Start

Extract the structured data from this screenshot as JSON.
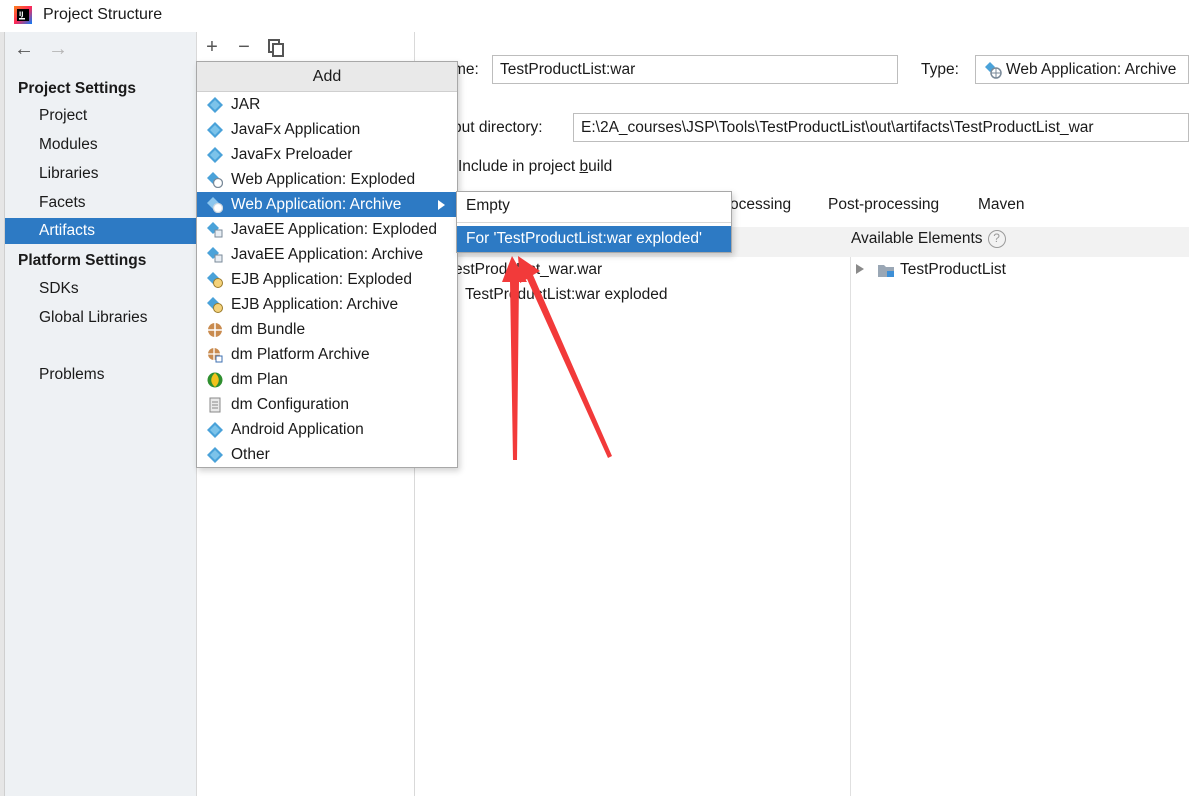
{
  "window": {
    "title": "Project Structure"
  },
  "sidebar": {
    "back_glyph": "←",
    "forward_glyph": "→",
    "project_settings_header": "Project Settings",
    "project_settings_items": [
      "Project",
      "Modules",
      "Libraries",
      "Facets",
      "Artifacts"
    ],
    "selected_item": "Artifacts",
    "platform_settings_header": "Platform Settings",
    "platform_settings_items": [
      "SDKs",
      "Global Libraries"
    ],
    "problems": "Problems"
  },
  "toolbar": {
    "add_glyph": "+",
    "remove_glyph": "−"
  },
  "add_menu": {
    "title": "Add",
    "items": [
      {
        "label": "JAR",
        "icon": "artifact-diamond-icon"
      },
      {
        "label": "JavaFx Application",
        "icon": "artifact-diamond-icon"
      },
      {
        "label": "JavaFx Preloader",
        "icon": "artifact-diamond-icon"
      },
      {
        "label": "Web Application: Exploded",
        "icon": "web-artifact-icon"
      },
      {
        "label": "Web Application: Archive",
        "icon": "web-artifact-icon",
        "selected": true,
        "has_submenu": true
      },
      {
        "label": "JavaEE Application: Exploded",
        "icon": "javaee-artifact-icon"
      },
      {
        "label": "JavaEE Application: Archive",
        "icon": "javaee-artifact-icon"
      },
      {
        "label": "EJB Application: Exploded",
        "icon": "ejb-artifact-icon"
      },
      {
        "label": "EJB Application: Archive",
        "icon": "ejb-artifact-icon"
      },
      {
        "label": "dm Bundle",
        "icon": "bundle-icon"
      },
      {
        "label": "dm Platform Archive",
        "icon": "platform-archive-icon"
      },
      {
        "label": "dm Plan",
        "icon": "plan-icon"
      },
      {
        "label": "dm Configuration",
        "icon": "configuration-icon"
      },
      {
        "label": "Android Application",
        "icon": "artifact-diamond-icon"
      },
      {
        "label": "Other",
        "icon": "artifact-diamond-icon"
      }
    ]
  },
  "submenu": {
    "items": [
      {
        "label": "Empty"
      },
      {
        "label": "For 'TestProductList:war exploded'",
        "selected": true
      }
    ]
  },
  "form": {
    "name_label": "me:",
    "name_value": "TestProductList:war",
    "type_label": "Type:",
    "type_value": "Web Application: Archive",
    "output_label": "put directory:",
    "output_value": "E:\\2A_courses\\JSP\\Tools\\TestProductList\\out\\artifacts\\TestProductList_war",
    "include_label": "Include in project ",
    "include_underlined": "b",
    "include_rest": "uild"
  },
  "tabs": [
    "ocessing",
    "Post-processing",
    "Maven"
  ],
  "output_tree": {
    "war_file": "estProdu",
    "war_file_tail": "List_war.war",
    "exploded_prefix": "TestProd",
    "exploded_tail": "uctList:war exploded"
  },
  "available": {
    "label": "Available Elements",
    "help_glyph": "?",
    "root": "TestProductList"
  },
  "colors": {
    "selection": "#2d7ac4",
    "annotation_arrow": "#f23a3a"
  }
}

End
Start

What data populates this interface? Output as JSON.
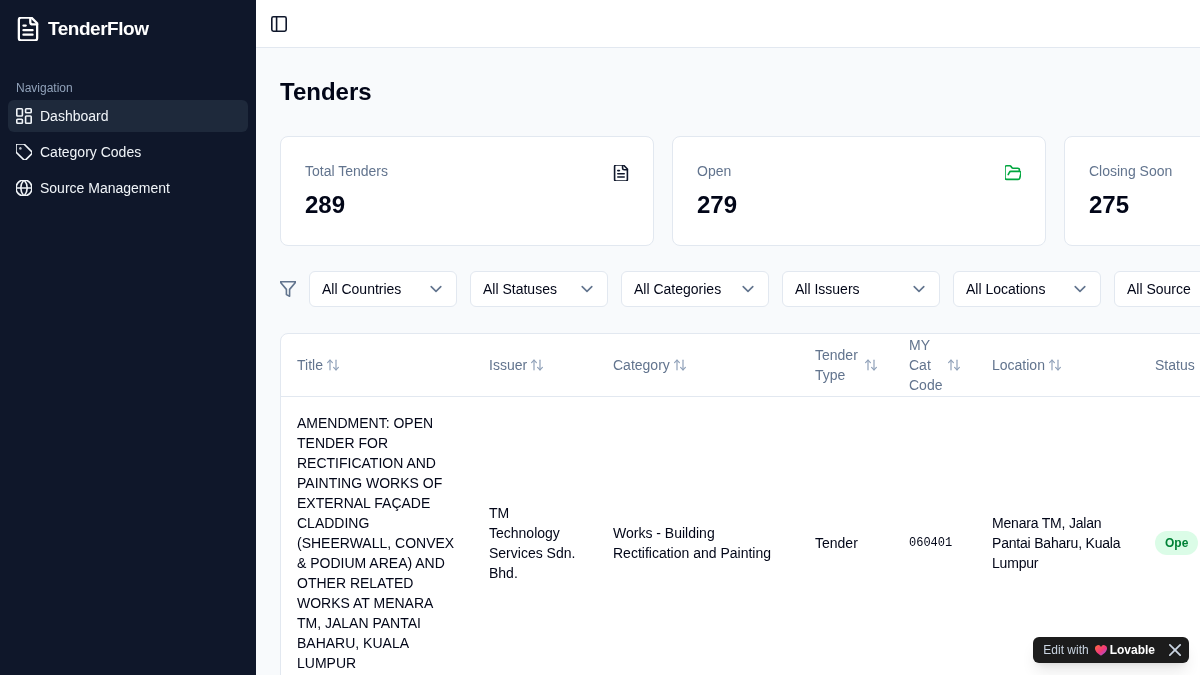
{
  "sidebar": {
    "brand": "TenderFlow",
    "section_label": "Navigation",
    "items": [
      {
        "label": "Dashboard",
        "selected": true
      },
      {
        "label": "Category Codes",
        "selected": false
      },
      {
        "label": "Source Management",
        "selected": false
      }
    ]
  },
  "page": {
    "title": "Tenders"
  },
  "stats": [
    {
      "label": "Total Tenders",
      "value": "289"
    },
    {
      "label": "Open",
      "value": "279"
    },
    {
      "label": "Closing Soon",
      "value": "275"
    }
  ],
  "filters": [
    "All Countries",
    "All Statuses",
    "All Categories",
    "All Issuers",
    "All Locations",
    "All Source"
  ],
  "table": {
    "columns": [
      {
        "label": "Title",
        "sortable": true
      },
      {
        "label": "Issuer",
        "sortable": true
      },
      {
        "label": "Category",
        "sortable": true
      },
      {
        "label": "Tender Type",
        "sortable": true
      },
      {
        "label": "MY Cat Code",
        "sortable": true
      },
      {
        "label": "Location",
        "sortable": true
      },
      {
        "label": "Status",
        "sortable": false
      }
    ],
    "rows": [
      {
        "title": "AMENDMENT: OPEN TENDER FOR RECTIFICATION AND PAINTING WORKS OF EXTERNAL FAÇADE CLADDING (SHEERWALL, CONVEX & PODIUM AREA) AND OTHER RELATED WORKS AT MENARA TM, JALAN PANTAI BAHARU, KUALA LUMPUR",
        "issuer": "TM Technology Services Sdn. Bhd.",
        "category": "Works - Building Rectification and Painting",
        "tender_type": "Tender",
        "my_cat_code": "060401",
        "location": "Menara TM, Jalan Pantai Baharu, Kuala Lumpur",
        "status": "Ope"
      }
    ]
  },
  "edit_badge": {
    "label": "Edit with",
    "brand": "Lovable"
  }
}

End

_EXERCISE_:
Going through the lines above one by one, tally those with the word "data" and give only the total.

_THE RESULT_:
2